Given records -
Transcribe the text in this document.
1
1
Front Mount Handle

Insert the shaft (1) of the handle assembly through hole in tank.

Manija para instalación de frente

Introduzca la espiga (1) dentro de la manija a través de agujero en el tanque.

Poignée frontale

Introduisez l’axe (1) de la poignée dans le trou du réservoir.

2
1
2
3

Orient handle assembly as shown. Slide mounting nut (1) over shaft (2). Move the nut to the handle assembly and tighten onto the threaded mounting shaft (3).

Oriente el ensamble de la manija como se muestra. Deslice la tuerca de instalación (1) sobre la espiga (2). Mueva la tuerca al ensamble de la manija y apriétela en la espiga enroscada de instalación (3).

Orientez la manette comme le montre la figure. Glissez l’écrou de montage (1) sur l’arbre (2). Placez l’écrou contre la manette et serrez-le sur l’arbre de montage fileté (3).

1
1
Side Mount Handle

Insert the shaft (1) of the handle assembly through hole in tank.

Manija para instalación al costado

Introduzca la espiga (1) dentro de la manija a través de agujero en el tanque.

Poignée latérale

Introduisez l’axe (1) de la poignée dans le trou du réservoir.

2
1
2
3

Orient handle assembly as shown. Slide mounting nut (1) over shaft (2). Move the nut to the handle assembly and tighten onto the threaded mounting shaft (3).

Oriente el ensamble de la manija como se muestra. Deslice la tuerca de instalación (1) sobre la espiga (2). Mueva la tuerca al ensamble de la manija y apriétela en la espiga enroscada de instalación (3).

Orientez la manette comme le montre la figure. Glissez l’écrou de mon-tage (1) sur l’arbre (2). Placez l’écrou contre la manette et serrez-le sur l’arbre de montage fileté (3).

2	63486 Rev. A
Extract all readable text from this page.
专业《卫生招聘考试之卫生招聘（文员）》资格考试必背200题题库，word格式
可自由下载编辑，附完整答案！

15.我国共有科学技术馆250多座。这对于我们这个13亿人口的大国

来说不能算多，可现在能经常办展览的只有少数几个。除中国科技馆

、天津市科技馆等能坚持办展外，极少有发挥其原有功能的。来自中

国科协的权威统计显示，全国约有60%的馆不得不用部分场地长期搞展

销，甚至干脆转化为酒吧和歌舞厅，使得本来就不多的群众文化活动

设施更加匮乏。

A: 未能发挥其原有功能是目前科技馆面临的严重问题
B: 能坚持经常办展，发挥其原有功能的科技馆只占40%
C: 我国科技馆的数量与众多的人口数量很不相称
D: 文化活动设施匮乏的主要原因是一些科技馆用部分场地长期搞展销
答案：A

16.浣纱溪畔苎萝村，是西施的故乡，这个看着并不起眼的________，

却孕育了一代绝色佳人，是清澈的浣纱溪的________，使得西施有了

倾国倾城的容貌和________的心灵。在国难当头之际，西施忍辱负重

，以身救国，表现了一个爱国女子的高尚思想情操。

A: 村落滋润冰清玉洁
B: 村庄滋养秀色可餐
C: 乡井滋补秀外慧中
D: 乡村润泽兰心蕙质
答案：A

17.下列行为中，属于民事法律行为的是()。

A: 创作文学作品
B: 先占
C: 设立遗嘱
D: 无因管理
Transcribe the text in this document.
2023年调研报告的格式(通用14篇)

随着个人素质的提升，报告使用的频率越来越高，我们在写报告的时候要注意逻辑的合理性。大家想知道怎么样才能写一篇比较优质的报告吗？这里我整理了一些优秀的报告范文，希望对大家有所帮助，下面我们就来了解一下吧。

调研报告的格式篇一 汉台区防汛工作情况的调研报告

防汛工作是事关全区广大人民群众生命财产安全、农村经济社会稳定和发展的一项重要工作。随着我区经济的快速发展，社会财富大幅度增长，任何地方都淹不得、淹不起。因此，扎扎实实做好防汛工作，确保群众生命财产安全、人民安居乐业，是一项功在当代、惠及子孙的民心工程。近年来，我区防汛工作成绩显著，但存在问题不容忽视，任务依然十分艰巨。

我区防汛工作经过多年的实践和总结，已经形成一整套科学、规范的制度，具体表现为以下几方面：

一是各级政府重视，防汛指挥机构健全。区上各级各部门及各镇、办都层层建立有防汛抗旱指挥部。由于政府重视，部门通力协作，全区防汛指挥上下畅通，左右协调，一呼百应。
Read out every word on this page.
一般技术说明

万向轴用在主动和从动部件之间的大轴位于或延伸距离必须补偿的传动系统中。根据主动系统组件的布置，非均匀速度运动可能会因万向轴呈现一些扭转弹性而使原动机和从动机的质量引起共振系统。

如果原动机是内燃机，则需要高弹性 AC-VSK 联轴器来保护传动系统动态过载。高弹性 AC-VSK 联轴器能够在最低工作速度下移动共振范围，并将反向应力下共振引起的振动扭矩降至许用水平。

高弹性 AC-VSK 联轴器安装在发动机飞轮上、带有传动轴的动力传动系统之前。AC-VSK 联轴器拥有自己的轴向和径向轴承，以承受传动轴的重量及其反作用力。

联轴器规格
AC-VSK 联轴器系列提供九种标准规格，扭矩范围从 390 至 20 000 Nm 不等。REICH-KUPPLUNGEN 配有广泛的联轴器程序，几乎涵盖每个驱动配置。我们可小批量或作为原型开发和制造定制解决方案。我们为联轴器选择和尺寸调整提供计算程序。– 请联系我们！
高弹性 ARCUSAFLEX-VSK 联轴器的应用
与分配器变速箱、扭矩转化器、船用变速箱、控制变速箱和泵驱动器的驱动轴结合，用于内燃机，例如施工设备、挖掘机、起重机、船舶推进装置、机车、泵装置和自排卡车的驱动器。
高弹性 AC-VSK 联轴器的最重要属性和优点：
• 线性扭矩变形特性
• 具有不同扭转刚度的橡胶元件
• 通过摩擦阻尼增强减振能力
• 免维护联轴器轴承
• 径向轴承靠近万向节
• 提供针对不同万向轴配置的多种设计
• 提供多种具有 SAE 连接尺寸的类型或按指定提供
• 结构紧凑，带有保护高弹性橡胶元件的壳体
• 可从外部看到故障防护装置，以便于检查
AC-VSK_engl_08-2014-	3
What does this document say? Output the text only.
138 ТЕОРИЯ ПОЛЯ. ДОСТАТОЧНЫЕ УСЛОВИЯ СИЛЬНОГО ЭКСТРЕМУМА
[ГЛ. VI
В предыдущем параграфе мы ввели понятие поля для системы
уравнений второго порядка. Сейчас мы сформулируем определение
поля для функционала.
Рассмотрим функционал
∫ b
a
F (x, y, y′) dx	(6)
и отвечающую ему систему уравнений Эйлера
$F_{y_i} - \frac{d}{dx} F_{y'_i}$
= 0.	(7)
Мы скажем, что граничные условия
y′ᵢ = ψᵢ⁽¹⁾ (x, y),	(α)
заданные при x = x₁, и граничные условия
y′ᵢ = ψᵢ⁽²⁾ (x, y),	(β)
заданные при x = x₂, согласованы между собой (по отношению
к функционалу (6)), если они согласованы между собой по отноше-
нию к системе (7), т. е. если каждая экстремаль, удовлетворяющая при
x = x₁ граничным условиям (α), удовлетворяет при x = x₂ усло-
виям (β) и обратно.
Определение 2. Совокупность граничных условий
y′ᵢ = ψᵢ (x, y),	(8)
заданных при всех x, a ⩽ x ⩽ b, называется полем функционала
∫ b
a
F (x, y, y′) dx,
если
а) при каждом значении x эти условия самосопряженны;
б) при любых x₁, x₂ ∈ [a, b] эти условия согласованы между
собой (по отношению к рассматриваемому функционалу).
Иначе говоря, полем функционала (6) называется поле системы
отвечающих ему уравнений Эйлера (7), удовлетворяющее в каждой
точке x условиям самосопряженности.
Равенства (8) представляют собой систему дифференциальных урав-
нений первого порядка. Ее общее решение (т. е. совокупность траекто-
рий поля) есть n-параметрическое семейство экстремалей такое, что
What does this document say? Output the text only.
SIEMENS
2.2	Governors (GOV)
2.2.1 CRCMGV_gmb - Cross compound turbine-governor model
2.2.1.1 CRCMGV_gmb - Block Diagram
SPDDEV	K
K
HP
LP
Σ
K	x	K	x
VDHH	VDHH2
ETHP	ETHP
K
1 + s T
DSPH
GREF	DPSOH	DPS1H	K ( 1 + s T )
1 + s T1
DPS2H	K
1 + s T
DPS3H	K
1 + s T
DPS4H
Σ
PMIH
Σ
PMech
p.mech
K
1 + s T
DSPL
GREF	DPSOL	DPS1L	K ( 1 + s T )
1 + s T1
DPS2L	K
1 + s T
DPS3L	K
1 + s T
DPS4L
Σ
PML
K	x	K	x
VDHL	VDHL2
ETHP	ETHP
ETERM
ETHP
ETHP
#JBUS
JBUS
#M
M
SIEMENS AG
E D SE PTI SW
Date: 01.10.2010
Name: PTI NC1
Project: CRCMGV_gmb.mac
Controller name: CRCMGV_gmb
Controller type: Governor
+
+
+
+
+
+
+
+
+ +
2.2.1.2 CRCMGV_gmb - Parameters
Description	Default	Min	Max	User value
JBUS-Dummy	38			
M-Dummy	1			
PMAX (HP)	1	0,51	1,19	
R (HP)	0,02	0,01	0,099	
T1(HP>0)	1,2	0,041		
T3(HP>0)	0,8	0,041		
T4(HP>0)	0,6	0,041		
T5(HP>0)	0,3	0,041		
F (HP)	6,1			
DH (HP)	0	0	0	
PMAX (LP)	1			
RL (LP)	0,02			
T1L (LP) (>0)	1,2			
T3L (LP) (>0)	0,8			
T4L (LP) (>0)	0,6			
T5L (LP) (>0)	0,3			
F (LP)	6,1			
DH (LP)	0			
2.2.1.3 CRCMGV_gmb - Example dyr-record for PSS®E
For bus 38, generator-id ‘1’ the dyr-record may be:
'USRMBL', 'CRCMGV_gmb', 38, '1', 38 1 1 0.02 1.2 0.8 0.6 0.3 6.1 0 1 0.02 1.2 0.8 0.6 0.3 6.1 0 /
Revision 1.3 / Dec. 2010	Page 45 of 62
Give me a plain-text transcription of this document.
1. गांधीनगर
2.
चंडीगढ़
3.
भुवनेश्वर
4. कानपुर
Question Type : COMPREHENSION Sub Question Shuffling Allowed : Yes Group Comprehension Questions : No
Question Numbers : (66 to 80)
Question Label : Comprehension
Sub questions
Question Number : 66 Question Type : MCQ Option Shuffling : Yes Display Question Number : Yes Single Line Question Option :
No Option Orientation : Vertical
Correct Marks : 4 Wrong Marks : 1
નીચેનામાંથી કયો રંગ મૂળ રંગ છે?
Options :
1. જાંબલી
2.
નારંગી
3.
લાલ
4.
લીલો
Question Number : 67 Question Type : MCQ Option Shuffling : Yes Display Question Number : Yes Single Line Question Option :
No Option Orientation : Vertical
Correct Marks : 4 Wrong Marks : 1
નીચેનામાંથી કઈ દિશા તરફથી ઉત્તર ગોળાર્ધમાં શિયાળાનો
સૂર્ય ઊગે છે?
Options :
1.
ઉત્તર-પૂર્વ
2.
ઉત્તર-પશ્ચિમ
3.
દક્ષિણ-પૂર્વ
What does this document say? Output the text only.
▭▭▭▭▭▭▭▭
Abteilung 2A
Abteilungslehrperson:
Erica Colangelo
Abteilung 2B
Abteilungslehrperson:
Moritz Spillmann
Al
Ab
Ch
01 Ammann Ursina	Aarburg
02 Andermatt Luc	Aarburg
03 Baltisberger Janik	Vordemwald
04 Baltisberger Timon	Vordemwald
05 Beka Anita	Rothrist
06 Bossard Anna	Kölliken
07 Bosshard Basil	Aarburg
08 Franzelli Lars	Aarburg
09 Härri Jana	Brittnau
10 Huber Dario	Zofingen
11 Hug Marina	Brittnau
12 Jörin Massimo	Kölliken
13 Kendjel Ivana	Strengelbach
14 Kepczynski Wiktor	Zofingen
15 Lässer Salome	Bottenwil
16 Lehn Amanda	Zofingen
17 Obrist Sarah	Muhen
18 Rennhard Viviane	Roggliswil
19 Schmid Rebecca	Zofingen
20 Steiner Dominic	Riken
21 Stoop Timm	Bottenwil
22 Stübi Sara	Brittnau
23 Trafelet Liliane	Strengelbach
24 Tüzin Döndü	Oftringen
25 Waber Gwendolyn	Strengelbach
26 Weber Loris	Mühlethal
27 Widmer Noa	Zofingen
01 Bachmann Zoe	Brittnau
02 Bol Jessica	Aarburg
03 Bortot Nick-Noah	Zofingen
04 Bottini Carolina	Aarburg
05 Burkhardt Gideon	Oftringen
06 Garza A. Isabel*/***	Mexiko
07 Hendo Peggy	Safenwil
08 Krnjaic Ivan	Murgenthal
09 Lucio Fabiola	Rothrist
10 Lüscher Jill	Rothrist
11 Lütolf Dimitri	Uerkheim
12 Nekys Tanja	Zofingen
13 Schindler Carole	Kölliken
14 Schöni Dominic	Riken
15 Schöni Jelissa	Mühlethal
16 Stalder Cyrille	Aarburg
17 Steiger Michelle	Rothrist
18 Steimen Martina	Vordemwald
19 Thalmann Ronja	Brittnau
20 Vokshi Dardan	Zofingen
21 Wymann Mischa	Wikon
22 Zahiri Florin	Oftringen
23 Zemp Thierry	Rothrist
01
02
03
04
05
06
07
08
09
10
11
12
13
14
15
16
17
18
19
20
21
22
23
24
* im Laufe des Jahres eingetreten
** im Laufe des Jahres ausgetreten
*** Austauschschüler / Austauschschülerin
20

Problem to solve - Go through the records and copy each line with "Comprehension" in it.

Result for this exercise -
Question Type : COMPREHENSION Sub Question Shuffling Allowed : Yes Group Comprehension Questions : No
Question Label : Comprehension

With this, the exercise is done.